* BEGIN Listed records *
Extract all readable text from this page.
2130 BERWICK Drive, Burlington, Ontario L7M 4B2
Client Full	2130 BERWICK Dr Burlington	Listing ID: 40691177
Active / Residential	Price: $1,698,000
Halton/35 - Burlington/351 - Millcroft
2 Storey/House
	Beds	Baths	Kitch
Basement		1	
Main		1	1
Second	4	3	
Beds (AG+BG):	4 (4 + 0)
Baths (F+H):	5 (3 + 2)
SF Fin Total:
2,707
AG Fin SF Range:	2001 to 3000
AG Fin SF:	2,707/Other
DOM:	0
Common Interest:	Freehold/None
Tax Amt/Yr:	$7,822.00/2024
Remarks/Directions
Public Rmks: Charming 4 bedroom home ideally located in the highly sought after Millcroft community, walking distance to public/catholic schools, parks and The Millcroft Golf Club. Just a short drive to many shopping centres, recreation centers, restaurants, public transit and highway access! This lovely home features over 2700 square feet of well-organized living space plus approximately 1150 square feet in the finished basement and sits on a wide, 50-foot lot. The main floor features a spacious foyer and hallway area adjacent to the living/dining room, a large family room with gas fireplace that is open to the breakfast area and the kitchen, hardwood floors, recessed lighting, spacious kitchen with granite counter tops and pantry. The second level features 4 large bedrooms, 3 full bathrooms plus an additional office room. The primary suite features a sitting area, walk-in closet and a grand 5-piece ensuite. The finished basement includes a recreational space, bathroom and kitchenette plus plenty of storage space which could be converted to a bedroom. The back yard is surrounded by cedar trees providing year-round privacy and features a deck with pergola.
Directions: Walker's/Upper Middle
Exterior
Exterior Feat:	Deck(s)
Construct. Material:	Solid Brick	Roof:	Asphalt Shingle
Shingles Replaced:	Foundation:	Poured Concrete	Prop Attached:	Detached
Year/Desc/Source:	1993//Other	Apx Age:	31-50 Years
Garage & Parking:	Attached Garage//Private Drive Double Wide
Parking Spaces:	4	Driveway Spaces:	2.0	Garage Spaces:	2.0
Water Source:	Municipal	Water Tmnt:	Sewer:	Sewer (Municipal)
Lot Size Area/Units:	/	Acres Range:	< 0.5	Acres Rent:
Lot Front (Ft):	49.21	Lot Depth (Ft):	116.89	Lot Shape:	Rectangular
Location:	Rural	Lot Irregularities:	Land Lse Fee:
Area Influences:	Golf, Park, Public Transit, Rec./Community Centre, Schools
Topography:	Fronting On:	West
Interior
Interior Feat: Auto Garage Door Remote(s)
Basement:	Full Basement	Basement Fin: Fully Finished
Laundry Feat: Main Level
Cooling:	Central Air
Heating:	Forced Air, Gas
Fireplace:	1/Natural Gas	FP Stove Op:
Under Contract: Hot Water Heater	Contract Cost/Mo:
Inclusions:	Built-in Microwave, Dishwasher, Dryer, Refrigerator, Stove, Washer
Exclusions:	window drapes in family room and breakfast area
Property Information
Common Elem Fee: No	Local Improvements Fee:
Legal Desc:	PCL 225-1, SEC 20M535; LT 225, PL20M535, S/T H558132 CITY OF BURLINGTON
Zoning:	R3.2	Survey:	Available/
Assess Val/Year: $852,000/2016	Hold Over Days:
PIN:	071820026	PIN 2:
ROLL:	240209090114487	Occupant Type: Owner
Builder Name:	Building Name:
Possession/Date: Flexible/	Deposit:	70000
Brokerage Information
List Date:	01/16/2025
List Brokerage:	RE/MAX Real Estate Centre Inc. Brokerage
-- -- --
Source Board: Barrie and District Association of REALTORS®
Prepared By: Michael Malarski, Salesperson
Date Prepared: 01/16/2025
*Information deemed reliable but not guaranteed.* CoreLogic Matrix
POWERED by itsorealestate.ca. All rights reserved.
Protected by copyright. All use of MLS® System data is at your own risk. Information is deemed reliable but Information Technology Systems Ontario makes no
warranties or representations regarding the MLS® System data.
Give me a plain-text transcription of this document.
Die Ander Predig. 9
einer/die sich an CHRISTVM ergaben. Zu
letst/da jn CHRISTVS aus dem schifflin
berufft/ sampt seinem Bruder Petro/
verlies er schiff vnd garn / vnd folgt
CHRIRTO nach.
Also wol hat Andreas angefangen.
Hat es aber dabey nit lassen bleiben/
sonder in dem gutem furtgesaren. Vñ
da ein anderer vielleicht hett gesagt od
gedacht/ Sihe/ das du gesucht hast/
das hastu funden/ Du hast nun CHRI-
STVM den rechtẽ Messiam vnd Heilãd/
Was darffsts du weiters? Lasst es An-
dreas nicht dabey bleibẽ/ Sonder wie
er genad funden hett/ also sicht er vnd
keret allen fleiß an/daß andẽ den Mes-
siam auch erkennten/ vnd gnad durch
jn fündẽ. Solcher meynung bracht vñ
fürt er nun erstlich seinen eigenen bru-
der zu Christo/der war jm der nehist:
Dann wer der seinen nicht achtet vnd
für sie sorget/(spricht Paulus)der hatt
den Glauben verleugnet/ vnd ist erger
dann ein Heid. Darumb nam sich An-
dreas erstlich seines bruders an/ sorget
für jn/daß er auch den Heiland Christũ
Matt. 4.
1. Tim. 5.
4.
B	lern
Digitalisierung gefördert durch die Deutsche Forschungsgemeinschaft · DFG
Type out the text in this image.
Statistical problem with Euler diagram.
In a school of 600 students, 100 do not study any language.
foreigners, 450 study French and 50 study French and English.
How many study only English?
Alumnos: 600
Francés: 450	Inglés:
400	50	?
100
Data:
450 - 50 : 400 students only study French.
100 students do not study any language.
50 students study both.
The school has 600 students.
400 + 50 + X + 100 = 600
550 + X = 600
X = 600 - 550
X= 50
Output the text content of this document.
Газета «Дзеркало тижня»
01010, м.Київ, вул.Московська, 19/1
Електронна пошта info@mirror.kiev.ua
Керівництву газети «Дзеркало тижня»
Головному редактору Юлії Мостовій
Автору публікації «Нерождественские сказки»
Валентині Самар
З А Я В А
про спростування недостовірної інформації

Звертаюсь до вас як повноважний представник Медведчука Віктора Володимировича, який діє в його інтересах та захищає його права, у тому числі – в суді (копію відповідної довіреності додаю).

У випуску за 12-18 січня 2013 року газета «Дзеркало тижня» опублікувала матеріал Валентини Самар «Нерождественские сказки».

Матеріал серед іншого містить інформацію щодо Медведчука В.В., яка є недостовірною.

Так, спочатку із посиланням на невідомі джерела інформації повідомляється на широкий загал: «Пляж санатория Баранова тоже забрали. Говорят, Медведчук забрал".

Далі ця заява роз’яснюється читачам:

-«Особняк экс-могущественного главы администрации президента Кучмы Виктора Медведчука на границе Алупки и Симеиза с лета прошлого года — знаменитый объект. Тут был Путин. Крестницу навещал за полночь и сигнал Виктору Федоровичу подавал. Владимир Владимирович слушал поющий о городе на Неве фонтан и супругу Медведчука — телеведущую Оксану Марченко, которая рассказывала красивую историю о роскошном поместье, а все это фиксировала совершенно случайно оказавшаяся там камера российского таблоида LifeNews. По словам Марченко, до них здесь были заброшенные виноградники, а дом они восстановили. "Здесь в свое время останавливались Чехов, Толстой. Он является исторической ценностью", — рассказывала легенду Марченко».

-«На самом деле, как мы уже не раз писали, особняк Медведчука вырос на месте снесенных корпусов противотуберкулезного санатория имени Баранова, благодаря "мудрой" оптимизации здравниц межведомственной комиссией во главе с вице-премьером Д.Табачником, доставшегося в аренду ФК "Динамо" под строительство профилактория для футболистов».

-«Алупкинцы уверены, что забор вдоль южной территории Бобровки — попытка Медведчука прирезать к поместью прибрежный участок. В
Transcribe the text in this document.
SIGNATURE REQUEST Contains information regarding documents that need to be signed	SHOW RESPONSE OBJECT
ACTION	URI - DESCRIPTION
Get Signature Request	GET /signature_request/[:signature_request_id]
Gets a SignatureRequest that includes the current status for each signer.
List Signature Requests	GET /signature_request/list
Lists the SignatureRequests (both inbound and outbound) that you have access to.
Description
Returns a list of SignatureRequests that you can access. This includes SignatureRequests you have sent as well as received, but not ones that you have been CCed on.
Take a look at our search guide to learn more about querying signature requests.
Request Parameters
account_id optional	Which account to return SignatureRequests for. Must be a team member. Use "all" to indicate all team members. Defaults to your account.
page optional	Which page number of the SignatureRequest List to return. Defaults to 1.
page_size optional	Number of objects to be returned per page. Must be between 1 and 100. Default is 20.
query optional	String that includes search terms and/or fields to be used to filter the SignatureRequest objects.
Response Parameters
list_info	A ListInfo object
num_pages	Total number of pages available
* END Listed records *
* _Task_: The required output is the span of lines from the one containing "Transcribe the text in this document." to the last line, reproduced character for character.

* _Solution below_:
Transcribe the text in this document.
SIGNATURE REQUEST Contains information regarding documents that need to be signed	SHOW RESPONSE OBJECT
ACTION	URI - DESCRIPTION
Get Signature Request	GET /signature_request/[:signature_request_id]
Gets a SignatureRequest that includes the current status for each signer.
List Signature Requests	GET /signature_request/list
Lists the SignatureRequests (both inbound and outbound) that you have access to.
Description
Returns a list of SignatureRequests that you can access. This includes SignatureRequests you have sent as well as received, but not ones that you have been CCed on.
Take a look at our search guide to learn more about querying signature requests.
Request Parameters
account_id optional	Which account to return SignatureRequests for. Must be a team member. Use "all" to indicate all team members. Defaults to your account.
page optional	Which page number of the SignatureRequest List to return. Defaults to 1.
page_size optional	Number of objects to be returned per page. Must be between 1 and 100. Default is 20.
query optional	String that includes search terms and/or fields to be used to filter the SignatureRequest objects.
Response Parameters
list_info	A ListInfo object
num_pages	Total number of pages available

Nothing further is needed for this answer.